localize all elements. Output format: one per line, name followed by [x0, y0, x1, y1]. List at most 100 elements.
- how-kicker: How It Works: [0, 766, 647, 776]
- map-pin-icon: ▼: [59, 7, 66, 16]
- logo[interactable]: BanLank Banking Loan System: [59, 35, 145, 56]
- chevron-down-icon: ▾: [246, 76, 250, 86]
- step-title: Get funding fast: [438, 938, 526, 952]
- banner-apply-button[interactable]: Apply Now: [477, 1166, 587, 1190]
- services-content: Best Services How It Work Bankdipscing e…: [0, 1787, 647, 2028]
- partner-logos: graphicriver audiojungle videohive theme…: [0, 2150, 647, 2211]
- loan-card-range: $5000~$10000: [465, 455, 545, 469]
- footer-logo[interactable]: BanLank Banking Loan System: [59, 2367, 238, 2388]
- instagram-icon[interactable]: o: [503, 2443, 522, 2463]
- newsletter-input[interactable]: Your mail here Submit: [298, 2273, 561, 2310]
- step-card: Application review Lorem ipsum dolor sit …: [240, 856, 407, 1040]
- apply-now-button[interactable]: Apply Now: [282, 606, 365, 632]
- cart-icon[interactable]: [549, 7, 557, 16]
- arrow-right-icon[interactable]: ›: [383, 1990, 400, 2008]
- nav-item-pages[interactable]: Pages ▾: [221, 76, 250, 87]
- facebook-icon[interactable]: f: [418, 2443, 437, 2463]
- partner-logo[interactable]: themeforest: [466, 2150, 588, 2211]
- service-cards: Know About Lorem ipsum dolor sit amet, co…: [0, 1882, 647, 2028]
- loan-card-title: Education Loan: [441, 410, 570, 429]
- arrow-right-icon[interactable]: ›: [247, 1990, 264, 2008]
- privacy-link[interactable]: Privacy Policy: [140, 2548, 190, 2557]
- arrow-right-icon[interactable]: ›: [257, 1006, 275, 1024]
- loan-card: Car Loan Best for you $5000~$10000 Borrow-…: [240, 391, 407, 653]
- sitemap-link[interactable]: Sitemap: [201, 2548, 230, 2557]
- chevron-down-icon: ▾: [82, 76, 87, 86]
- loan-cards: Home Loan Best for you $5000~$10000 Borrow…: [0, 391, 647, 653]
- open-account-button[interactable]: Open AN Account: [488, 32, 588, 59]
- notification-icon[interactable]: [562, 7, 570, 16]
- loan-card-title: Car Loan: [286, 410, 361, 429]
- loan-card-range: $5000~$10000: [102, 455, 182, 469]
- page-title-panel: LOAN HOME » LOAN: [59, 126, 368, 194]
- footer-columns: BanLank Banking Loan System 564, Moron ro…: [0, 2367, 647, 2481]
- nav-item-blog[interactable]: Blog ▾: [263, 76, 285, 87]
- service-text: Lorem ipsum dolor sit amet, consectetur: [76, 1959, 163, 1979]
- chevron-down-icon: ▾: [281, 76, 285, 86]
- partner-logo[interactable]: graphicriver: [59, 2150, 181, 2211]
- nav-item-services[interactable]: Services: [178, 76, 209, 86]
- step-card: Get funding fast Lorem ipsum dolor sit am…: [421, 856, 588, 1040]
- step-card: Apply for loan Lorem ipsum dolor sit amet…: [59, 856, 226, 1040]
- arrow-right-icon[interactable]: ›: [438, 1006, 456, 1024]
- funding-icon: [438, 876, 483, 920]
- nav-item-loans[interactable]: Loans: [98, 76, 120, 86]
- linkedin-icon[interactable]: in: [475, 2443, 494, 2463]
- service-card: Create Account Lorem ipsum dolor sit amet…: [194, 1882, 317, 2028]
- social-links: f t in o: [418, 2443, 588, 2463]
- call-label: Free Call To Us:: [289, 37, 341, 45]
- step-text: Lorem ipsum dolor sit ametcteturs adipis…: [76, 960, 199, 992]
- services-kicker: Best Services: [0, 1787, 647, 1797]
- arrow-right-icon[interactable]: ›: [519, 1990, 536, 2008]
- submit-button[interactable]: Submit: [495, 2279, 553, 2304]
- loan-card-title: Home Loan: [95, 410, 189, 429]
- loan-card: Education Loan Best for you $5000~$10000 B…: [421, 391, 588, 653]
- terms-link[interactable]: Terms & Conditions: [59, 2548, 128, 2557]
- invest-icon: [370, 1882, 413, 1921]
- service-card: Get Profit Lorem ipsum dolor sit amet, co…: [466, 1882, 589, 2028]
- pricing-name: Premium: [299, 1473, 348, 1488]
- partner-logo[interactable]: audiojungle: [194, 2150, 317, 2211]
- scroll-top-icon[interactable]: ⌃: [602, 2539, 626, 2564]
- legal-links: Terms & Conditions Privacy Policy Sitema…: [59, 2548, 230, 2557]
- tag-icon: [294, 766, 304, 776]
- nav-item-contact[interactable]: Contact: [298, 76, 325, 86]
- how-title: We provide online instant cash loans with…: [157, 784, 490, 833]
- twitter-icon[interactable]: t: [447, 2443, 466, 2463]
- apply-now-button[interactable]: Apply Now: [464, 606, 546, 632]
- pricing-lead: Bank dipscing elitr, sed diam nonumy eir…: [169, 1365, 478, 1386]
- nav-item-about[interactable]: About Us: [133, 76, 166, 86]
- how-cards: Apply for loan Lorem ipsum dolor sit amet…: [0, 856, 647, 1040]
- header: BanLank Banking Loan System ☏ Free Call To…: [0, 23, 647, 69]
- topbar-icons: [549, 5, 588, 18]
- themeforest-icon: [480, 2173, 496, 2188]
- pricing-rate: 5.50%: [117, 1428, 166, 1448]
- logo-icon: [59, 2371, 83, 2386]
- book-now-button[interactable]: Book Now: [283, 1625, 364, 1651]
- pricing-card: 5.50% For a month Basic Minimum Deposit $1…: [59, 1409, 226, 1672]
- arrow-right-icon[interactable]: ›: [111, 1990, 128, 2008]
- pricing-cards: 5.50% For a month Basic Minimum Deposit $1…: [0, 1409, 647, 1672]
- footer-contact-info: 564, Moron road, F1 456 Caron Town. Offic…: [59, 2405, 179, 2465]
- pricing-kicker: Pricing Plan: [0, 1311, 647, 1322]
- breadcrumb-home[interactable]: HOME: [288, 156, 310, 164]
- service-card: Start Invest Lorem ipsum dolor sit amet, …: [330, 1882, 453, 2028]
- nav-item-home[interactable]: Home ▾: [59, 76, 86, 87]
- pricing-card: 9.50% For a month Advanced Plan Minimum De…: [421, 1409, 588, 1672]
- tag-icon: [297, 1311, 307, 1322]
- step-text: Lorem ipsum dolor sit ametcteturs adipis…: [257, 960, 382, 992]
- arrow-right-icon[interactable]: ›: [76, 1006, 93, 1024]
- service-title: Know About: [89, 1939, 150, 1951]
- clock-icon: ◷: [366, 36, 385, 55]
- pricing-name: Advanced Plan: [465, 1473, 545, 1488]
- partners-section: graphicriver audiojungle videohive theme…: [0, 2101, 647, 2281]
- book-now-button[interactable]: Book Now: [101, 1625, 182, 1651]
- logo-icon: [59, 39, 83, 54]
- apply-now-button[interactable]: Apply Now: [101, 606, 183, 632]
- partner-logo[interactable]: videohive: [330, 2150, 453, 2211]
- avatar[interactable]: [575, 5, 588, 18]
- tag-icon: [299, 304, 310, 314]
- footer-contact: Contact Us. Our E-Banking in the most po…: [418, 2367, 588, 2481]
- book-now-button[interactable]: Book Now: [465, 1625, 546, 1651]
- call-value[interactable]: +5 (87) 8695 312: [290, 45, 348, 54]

- Schriftelijke opdracht
Geef alle regels van de gegevens hierboven letterlijk en zonder wijzigingen terug.

- Resultaat
localize all elements. Output format: one per line, name followed by [x0, y0, x1, y1]. List at most 100 elements.
- how-kicker: How It Works: [0, 766, 647, 776]
- map-pin-icon: ▼: [59, 7, 66, 16]
- logo[interactable]: BanLank Banking Loan System: [59, 35, 145, 56]
- chevron-down-icon: ▾: [246, 76, 250, 86]
- step-title: Get funding fast: [438, 938, 526, 952]
- banner-apply-button[interactable]: Apply Now: [477, 1166, 587, 1190]
- services-content: Best Services How It Work Bankdipscing e…: [0, 1787, 647, 2028]
- partner-logos: graphicriver audiojungle videohive theme…: [0, 2150, 647, 2211]
- loan-card-range: $5000~$10000: [465, 455, 545, 469]
- footer-logo[interactable]: BanLank Banking Loan System: [59, 2367, 238, 2388]
- instagram-icon[interactable]: o: [503, 2443, 522, 2463]
- newsletter-input[interactable]: Your mail here Submit: [298, 2273, 561, 2310]
- step-card: Application review Lorem ipsum dolor sit …: [240, 856, 407, 1040]
- apply-now-button[interactable]: Apply Now: [282, 606, 365, 632]
- cart-icon[interactable]: [549, 7, 557, 16]
- arrow-right-icon[interactable]: ›: [383, 1990, 400, 2008]
- nav-item-pages[interactable]: Pages ▾: [221, 76, 250, 87]
- facebook-icon[interactable]: f: [418, 2443, 437, 2463]
- partner-logo[interactable]: themeforest: [466, 2150, 588, 2211]
- service-cards: Know About Lorem ipsum dolor sit amet, co…: [0, 1882, 647, 2028]
- loan-card-title: Education Loan: [441, 410, 570, 429]
- arrow-right-icon[interactable]: ›: [247, 1990, 264, 2008]
- privacy-link[interactable]: Privacy Policy: [140, 2548, 190, 2557]
- arrow-right-icon[interactable]: ›: [257, 1006, 275, 1024]
- loan-card: Car Loan Best for you $5000~$10000 Borrow-…: [240, 391, 407, 653]
- sitemap-link[interactable]: Sitemap: [201, 2548, 230, 2557]
- chevron-down-icon: ▾: [82, 76, 87, 86]
- loan-cards: Home Loan Best for you $5000~$10000 Borrow…: [0, 391, 647, 653]
- open-account-button[interactable]: Open AN Account: [488, 32, 588, 59]
- notification-icon[interactable]: [562, 7, 570, 16]
- loan-card-title: Car Loan: [286, 410, 361, 429]
- loan-card-range: $5000~$10000: [102, 455, 182, 469]
- page-title-panel: LOAN HOME » LOAN: [59, 126, 368, 194]
- footer-columns: BanLank Banking Loan System 564, Moron ro…: [0, 2367, 647, 2481]
- nav-item-blog[interactable]: Blog ▾: [263, 76, 285, 87]
- service-text: Lorem ipsum dolor sit amet, consectetur: [76, 1959, 163, 1979]
- chevron-down-icon: ▾: [281, 76, 285, 86]
- partner-logo[interactable]: graphicriver: [59, 2150, 181, 2211]
- nav-item-services[interactable]: Services: [178, 76, 209, 86]
- step-card: Get funding fast Lorem ipsum dolor sit am…: [421, 856, 588, 1040]
- step-card: Apply for loan Lorem ipsum dolor sit amet…: [59, 856, 226, 1040]
- arrow-right-icon[interactable]: ›: [438, 1006, 456, 1024]
- funding-icon: [438, 876, 483, 920]
- nav-item-loans[interactable]: Loans: [98, 76, 120, 86]
- linkedin-icon[interactable]: in: [475, 2443, 494, 2463]
- service-card: Create Account Lorem ipsum dolor sit amet…: [194, 1882, 317, 2028]
- social-links: f t in o: [418, 2443, 588, 2463]
- call-label: Free Call To Us:: [289, 37, 341, 45]
- step-text: Lorem ipsum dolor sit ametcteturs adipis…: [76, 960, 199, 992]
- services-kicker: Best Services: [0, 1787, 647, 1797]
- arrow-right-icon[interactable]: ›: [519, 1990, 536, 2008]
- submit-button[interactable]: Submit: [495, 2279, 553, 2304]
- loan-card-title: Home Loan: [95, 410, 189, 429]
- loan-card: Education Loan Best for you $5000~$10000 B…: [421, 391, 588, 653]
- terms-link[interactable]: Terms & Conditions: [59, 2548, 128, 2557]
- invest-icon: [370, 1882, 413, 1921]
- service-card: Get Profit Lorem ipsum dolor sit amet, co…: [466, 1882, 589, 2028]
- pricing-name: Premium: [299, 1473, 348, 1488]
- partner-logo[interactable]: audiojungle: [194, 2150, 317, 2211]
- scroll-top-icon[interactable]: ⌃: [602, 2539, 626, 2564]
- legal-links: Terms & Conditions Privacy Policy Sitema…: [59, 2548, 230, 2557]
- tag-icon: [294, 766, 304, 776]
- nav-item-contact[interactable]: Contact: [298, 76, 325, 86]
- how-title: We provide online instant cash loans with…: [157, 784, 490, 833]
- twitter-icon[interactable]: t: [447, 2443, 466, 2463]
- apply-now-button[interactable]: Apply Now: [464, 606, 546, 632]
- pricing-lead: Bank dipscing elitr, sed diam nonumy eir…: [169, 1365, 478, 1386]
- nav-item-about[interactable]: About Us: [133, 76, 166, 86]
- how-cards: Apply for loan Lorem ipsum dolor sit amet…: [0, 856, 647, 1040]
- header: BanLank Banking Loan System ☏ Free Call To…: [0, 23, 647, 69]
- topbar-icons: [549, 5, 588, 18]
- themeforest-icon: [480, 2173, 496, 2188]
- pricing-rate: 5.50%: [117, 1428, 166, 1448]
- logo-icon: [59, 2371, 83, 2386]
- book-now-button[interactable]: Book Now: [283, 1625, 364, 1651]
- pricing-card: 5.50% For a month Basic Minimum Deposit $1…: [59, 1409, 226, 1672]
- arrow-right-icon[interactable]: ›: [111, 1990, 128, 2008]
- pricing-cards: 5.50% For a month Basic Minimum Deposit $1…: [0, 1409, 647, 1672]
- footer-contact-info: 564, Moron road, F1 456 Caron Town. Offic…: [59, 2405, 179, 2465]
- pricing-kicker: Pricing Plan: [0, 1311, 647, 1322]
- breadcrumb-home[interactable]: HOME: [288, 156, 310, 164]
- service-card: Start Invest Lorem ipsum dolor sit amet, …: [330, 1882, 453, 2028]
- nav-item-home[interactable]: Home ▾: [59, 76, 86, 87]
- pricing-card: 9.50% For a month Advanced Plan Minimum De…: [421, 1409, 588, 1672]
- tag-icon: [297, 1311, 307, 1322]
- step-text: Lorem ipsum dolor sit ametcteturs adipis…: [257, 960, 382, 992]
- arrow-right-icon[interactable]: ›: [76, 1006, 93, 1024]
- service-title: Know About: [89, 1939, 150, 1951]
- clock-icon: ◷: [366, 36, 385, 55]
- pricing-name: Advanced Plan: [465, 1473, 545, 1488]
- partners-section: graphicriver audiojungle videohive theme…: [0, 2101, 647, 2281]
- book-now-button[interactable]: Book Now: [101, 1625, 182, 1651]
- logo-icon: [59, 39, 83, 54]
- apply-now-button[interactable]: Apply Now: [101, 606, 183, 632]
- partner-logo[interactable]: videohive: [330, 2150, 453, 2211]
- avatar[interactable]: [575, 5, 588, 18]
- tag-icon: [299, 304, 310, 314]
- footer-contact: Contact Us. Our E-Banking in the most po…: [418, 2367, 588, 2481]
- book-now-button[interactable]: Book Now: [465, 1625, 546, 1651]
- call-value[interactable]: +5 (87) 8695 312: [290, 45, 348, 54]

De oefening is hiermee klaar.